◆ GIVEN TASK ◆
Read the records and gather each line that includes "object".

◆ Source data ◆
━━━━━━━━━━━━━━━━━━━━

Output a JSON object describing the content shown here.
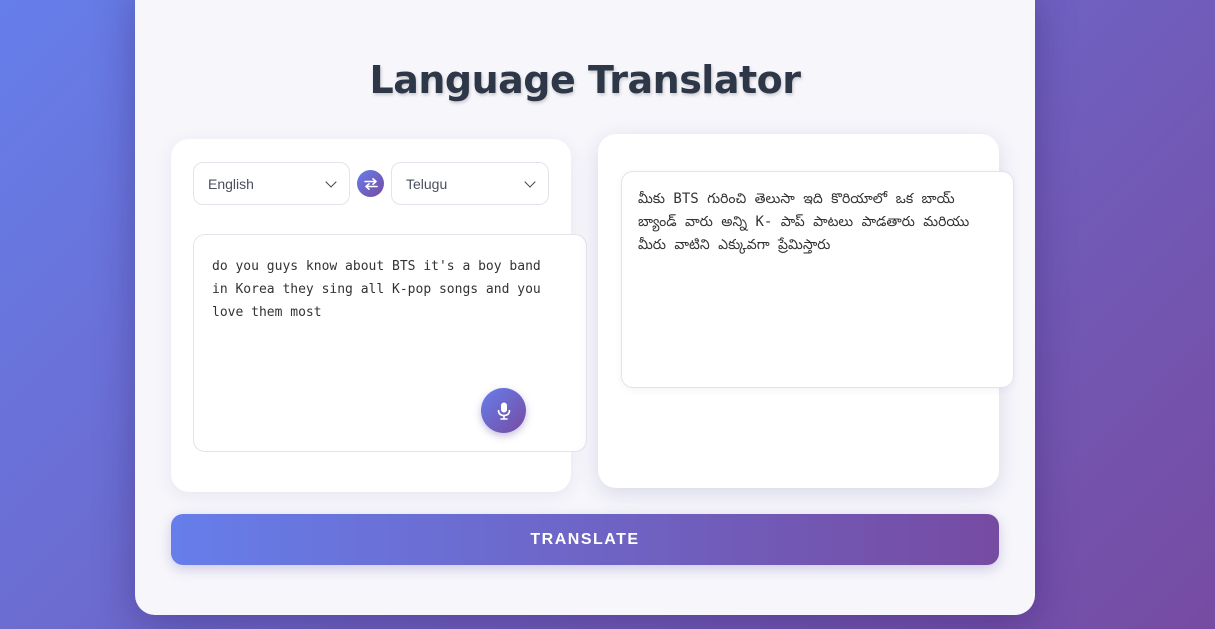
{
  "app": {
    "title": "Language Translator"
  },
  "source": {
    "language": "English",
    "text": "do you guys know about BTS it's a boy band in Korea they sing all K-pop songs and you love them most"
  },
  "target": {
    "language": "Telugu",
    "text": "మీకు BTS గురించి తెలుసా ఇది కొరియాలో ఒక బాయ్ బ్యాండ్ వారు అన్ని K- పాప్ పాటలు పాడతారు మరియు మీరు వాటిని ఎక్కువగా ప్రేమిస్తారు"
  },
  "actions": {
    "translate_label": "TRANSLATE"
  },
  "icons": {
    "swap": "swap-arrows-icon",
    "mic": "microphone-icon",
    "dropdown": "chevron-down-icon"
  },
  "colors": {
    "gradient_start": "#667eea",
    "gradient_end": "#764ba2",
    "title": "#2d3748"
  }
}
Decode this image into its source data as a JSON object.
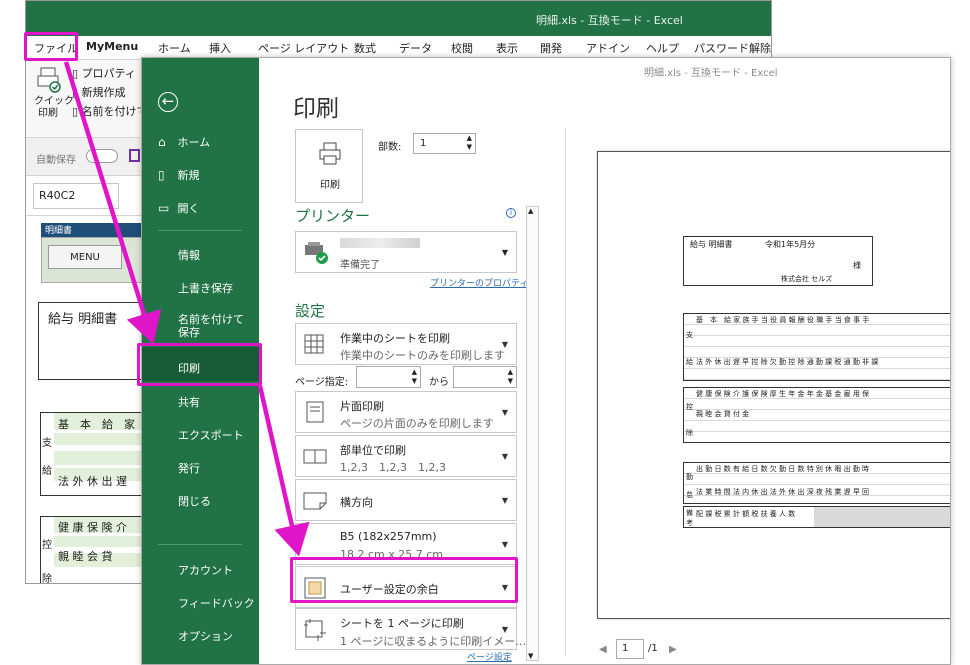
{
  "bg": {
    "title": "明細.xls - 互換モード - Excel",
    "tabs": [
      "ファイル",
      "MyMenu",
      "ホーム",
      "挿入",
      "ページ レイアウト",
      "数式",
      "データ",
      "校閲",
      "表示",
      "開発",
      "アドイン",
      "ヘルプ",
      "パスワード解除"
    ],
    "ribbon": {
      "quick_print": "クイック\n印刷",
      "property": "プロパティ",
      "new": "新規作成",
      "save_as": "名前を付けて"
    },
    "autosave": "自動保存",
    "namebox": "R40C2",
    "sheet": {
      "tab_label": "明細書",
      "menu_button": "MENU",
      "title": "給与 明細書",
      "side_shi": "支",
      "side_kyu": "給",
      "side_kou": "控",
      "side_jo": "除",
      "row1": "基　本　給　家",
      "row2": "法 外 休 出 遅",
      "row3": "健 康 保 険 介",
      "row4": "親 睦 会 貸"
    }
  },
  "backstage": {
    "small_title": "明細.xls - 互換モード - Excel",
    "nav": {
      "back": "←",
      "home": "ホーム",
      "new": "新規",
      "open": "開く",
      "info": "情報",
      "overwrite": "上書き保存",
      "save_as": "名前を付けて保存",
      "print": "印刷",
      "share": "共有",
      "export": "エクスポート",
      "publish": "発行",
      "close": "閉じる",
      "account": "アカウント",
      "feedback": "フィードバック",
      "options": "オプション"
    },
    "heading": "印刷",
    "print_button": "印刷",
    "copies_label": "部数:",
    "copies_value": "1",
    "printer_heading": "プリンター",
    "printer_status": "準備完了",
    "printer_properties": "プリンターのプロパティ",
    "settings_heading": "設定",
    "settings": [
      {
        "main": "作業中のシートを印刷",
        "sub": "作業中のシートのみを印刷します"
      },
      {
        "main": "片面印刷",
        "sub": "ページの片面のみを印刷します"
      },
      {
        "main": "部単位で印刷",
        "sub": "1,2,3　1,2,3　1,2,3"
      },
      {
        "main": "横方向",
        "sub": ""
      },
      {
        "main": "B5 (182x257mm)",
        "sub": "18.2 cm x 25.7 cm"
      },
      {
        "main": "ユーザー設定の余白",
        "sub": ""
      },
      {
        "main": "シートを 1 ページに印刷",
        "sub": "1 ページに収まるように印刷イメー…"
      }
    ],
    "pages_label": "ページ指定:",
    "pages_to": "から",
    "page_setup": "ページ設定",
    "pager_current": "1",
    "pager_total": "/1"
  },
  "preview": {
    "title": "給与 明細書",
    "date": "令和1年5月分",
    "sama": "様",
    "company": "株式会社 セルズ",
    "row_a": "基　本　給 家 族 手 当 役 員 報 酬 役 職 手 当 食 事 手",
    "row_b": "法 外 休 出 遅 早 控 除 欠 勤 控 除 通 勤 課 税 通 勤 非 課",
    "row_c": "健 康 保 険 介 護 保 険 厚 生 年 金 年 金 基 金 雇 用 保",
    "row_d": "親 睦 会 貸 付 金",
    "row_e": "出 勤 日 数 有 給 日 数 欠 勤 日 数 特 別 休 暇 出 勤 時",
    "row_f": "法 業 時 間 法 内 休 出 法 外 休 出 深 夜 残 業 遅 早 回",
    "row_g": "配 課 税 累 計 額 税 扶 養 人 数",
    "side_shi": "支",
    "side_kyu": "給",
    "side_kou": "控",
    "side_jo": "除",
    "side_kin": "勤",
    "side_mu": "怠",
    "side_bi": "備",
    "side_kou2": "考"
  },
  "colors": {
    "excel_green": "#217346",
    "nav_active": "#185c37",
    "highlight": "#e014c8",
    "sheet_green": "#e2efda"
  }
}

━━━━━━━━━━━━━━━━━━━━

◆ THE RESULT ◆
Output a JSON object describing the content shown here.
Decode this image into its source data as a JSON object.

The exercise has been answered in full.